**Set task**
Report how many lines of the entries below contain the word "Actual", and nothing more.

━━━ Supplied records

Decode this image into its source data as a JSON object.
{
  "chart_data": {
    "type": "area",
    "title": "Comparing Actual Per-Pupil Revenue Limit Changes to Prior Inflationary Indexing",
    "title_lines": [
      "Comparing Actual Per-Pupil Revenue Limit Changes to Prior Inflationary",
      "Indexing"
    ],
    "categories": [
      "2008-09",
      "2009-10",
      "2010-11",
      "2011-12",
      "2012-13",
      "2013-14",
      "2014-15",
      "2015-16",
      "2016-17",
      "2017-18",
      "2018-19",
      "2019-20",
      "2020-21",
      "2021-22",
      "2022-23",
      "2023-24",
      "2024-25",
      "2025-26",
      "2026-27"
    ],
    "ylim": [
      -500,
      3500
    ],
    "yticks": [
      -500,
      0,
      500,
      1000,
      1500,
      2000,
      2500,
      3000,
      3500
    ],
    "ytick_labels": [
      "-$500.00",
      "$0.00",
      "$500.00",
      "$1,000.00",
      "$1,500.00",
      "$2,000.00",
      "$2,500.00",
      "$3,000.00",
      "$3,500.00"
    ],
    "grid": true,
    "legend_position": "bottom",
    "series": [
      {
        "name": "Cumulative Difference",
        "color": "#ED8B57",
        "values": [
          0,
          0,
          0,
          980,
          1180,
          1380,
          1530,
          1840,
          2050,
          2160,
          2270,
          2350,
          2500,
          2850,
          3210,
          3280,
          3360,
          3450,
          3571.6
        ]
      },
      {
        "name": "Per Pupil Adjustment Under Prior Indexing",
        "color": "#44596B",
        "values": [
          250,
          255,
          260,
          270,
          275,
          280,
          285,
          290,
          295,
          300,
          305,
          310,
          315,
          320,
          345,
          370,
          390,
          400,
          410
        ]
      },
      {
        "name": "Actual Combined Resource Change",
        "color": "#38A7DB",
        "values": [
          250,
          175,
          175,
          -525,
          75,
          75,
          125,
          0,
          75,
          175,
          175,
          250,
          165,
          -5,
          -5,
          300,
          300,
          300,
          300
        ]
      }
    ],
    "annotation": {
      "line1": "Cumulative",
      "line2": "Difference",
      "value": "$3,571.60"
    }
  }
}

━━━━━━

**Exercise output**
3